> _Task directions_:
Exactly as written, print each record in the listing.

> _Supplied material_:
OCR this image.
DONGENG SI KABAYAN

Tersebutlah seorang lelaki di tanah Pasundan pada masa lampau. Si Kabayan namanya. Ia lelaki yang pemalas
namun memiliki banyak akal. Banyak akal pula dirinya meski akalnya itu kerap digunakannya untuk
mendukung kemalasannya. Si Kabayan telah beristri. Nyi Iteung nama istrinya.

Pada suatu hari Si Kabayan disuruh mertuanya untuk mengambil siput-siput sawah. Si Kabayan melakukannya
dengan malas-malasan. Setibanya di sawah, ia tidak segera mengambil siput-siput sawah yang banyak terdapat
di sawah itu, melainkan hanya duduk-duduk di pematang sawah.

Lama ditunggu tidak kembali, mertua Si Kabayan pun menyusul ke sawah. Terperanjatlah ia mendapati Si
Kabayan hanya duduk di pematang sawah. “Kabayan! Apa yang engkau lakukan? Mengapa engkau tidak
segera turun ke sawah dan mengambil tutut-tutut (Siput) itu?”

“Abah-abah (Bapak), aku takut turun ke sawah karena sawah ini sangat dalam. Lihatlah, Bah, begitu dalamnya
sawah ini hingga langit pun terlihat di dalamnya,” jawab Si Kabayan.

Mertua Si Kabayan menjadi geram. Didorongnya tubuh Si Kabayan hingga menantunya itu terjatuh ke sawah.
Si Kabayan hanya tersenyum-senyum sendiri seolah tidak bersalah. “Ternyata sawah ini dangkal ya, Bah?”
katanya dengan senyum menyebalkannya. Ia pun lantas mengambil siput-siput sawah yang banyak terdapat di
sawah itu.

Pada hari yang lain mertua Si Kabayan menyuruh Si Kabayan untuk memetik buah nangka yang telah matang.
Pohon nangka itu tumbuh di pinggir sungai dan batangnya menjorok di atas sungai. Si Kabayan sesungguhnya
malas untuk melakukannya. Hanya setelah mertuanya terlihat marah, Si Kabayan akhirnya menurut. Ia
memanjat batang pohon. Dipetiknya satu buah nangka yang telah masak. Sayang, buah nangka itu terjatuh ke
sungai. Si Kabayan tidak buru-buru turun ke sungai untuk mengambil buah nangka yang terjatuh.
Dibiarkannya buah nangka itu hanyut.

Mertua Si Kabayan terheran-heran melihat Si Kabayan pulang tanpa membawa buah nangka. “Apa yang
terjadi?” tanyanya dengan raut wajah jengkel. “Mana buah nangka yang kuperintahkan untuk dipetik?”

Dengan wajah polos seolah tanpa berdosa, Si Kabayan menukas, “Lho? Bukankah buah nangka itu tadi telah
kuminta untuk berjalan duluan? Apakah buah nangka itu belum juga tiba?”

> _Result of the exercise_:
OCR this image.
DONGENG SI KABAYAN

Tersebutlah seorang lelaki di tanah Pasundan pada masa lampau. Si Kabayan namanya. Ia lelaki yang pemalas
namun memiliki banyak akal. Banyak akal pula dirinya meski akalnya itu kerap digunakannya untuk
mendukung kemalasannya. Si Kabayan telah beristri. Nyi Iteung nama istrinya.

Pada suatu hari Si Kabayan disuruh mertuanya untuk mengambil siput-siput sawah. Si Kabayan melakukannya
dengan malas-malasan. Setibanya di sawah, ia tidak segera mengambil siput-siput sawah yang banyak terdapat
di sawah itu, melainkan hanya duduk-duduk di pematang sawah.

Lama ditunggu tidak kembali, mertua Si Kabayan pun menyusul ke sawah. Terperanjatlah ia mendapati Si
Kabayan hanya duduk di pematang sawah. “Kabayan! Apa yang engkau lakukan? Mengapa engkau tidak
segera turun ke sawah dan mengambil tutut-tutut (Siput) itu?”

“Abah-abah (Bapak), aku takut turun ke sawah karena sawah ini sangat dalam. Lihatlah, Bah, begitu dalamnya
sawah ini hingga langit pun terlihat di dalamnya,” jawab Si Kabayan.

Mertua Si Kabayan menjadi geram. Didorongnya tubuh Si Kabayan hingga menantunya itu terjatuh ke sawah.
Si Kabayan hanya tersenyum-senyum sendiri seolah tidak bersalah. “Ternyata sawah ini dangkal ya, Bah?”
katanya dengan senyum menyebalkannya. Ia pun lantas mengambil siput-siput sawah yang banyak terdapat di
sawah itu.

Pada hari yang lain mertua Si Kabayan menyuruh Si Kabayan untuk memetik buah nangka yang telah matang.
Pohon nangka itu tumbuh di pinggir sungai dan batangnya menjorok di atas sungai. Si Kabayan sesungguhnya
malas untuk melakukannya. Hanya setelah mertuanya terlihat marah, Si Kabayan akhirnya menurut. Ia
memanjat batang pohon. Dipetiknya satu buah nangka yang telah masak. Sayang, buah nangka itu terjatuh ke
sungai. Si Kabayan tidak buru-buru turun ke sungai untuk mengambil buah nangka yang terjatuh.
Dibiarkannya buah nangka itu hanyut.

Mertua Si Kabayan terheran-heran melihat Si Kabayan pulang tanpa membawa buah nangka. “Apa yang
terjadi?” tanyanya dengan raut wajah jengkel. “Mana buah nangka yang kuperintahkan untuk dipetik?”

Dengan wajah polos seolah tanpa berdosa, Si Kabayan menukas, “Lho? Bukankah buah nangka itu tadi telah
kuminta untuk berjalan duluan? Apakah buah nangka itu belum juga tiba?”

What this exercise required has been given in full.